**Stated exercise**
Quote, verbatim, all material below, without pictures.

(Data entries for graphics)
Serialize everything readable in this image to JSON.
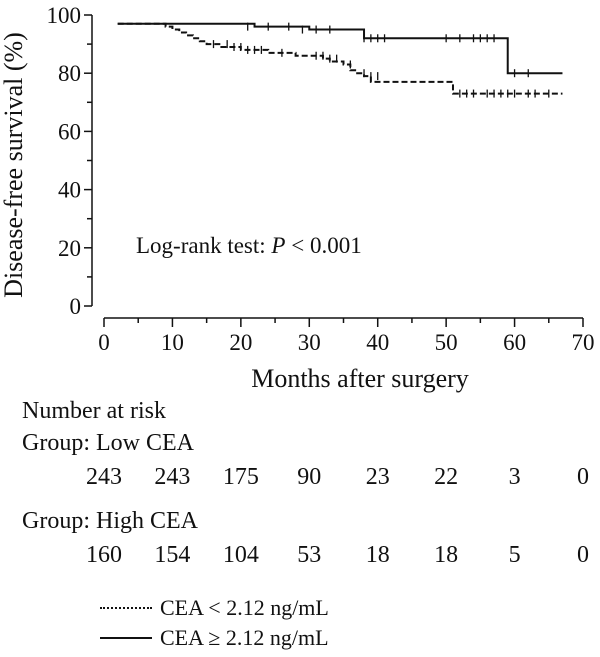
{
  "chart_data": {
    "type": "line",
    "subtype": "kaplan-meier",
    "ylabel": "Disease-free survival (%)",
    "xlabel": "Months after surgery",
    "annotation": "Log-rank test: P < 0.001",
    "annotation_parts": [
      "Log-rank test: ",
      "P",
      " < 0.001"
    ],
    "xlim": [
      0,
      70
    ],
    "ylim": [
      0,
      100
    ],
    "xticks": [
      0,
      10,
      20,
      30,
      40,
      50,
      60,
      70
    ],
    "yticks": [
      0,
      20,
      40,
      60,
      80,
      100
    ],
    "grid": false,
    "legend_position": "bottom",
    "series": [
      {
        "name": "CEA < 2.12 ng/mL",
        "group": "Low CEA",
        "style": "dashed",
        "x": [
          2,
          7,
          9,
          10,
          11,
          12,
          13,
          14,
          15,
          17,
          20,
          24,
          28,
          30,
          32,
          33,
          35,
          36,
          37,
          38,
          39,
          41,
          51,
          58,
          67
        ],
        "y": [
          97,
          97,
          96,
          95,
          94,
          93,
          92,
          91,
          90,
          89,
          88,
          87,
          86,
          86,
          85,
          84,
          83,
          81,
          80,
          79,
          77,
          77,
          73,
          73,
          73
        ],
        "censored_x": [
          16,
          18,
          19,
          20,
          21,
          22,
          23,
          26,
          31,
          32,
          33,
          34,
          36,
          38,
          39,
          40,
          52,
          53,
          54,
          56,
          57,
          58,
          59,
          60,
          62,
          63,
          65
        ],
        "censored_y": [
          90,
          90,
          89,
          89,
          88,
          88,
          88,
          87,
          86,
          86,
          85,
          85,
          83,
          80,
          79,
          79,
          73,
          73,
          73,
          73,
          73,
          73,
          73,
          73,
          73,
          73,
          73
        ]
      },
      {
        "name": "CEA ≥ 2.12 ng/mL",
        "group": "High CEA",
        "style": "solid",
        "x": [
          2,
          10,
          22,
          30,
          38,
          59,
          67
        ],
        "y": [
          97,
          97,
          96,
          95,
          92,
          80,
          80
        ],
        "censored_x": [
          21,
          24,
          27,
          29,
          31,
          33,
          38,
          39,
          40,
          41,
          50,
          52,
          54,
          55,
          56,
          57,
          60,
          62
        ],
        "censored_y": [
          96,
          96,
          96,
          95,
          95,
          95,
          92,
          92,
          92,
          92,
          92,
          92,
          92,
          92,
          92,
          92,
          80,
          80
        ]
      }
    ],
    "number_at_risk": {
      "title": "Number at risk",
      "times": [
        0,
        10,
        20,
        30,
        40,
        50,
        60,
        70
      ],
      "groups": [
        {
          "label": "Group: Low CEA",
          "values": [
            243,
            243,
            175,
            90,
            23,
            22,
            3,
            0
          ]
        },
        {
          "label": "Group: High CEA",
          "values": [
            160,
            154,
            104,
            53,
            18,
            18,
            5,
            0
          ]
        }
      ]
    }
  }
}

**Correct output**
Serialize everything readable in this image to JSON.
{
  "chart_data": {
    "type": "line",
    "subtype": "kaplan-meier",
    "ylabel": "Disease-free survival (%)",
    "xlabel": "Months after surgery",
    "annotation": "Log-rank test: P < 0.001",
    "annotation_parts": [
      "Log-rank test: ",
      "P",
      " < 0.001"
    ],
    "xlim": [
      0,
      70
    ],
    "ylim": [
      0,
      100
    ],
    "xticks": [
      0,
      10,
      20,
      30,
      40,
      50,
      60,
      70
    ],
    "yticks": [
      0,
      20,
      40,
      60,
      80,
      100
    ],
    "grid": false,
    "legend_position": "bottom",
    "series": [
      {
        "name": "CEA < 2.12 ng/mL",
        "group": "Low CEA",
        "style": "dashed",
        "x": [
          2,
          7,
          9,
          10,
          11,
          12,
          13,
          14,
          15,
          17,
          20,
          24,
          28,
          30,
          32,
          33,
          35,
          36,
          37,
          38,
          39,
          41,
          51,
          58,
          67
        ],
        "y": [
          97,
          97,
          96,
          95,
          94,
          93,
          92,
          91,
          90,
          89,
          88,
          87,
          86,
          86,
          85,
          84,
          83,
          81,
          80,
          79,
          77,
          77,
          73,
          73,
          73
        ],
        "censored_x": [
          16,
          18,
          19,
          20,
          21,
          22,
          23,
          26,
          31,
          32,
          33,
          34,
          36,
          38,
          39,
          40,
          52,
          53,
          54,
          56,
          57,
          58,
          59,
          60,
          62,
          63,
          65
        ],
        "censored_y": [
          90,
          90,
          89,
          89,
          88,
          88,
          88,
          87,
          86,
          86,
          85,
          85,
          83,
          80,
          79,
          79,
          73,
          73,
          73,
          73,
          73,
          73,
          73,
          73,
          73,
          73,
          73
        ]
      },
      {
        "name": "CEA ≥ 2.12 ng/mL",
        "group": "High CEA",
        "style": "solid",
        "x": [
          2,
          10,
          22,
          30,
          38,
          59,
          67
        ],
        "y": [
          97,
          97,
          96,
          95,
          92,
          80,
          80
        ],
        "censored_x": [
          21,
          24,
          27,
          29,
          31,
          33,
          38,
          39,
          40,
          41,
          50,
          52,
          54,
          55,
          56,
          57,
          60,
          62
        ],
        "censored_y": [
          96,
          96,
          96,
          95,
          95,
          95,
          92,
          92,
          92,
          92,
          92,
          92,
          92,
          92,
          92,
          92,
          80,
          80
        ]
      }
    ],
    "number_at_risk": {
      "title": "Number at risk",
      "times": [
        0,
        10,
        20,
        30,
        40,
        50,
        60,
        70
      ],
      "groups": [
        {
          "label": "Group: Low CEA",
          "values": [
            243,
            243,
            175,
            90,
            23,
            22,
            3,
            0
          ]
        },
        {
          "label": "Group: High CEA",
          "values": [
            160,
            154,
            104,
            53,
            18,
            18,
            5,
            0
          ]
        }
      ]
    }
  }
}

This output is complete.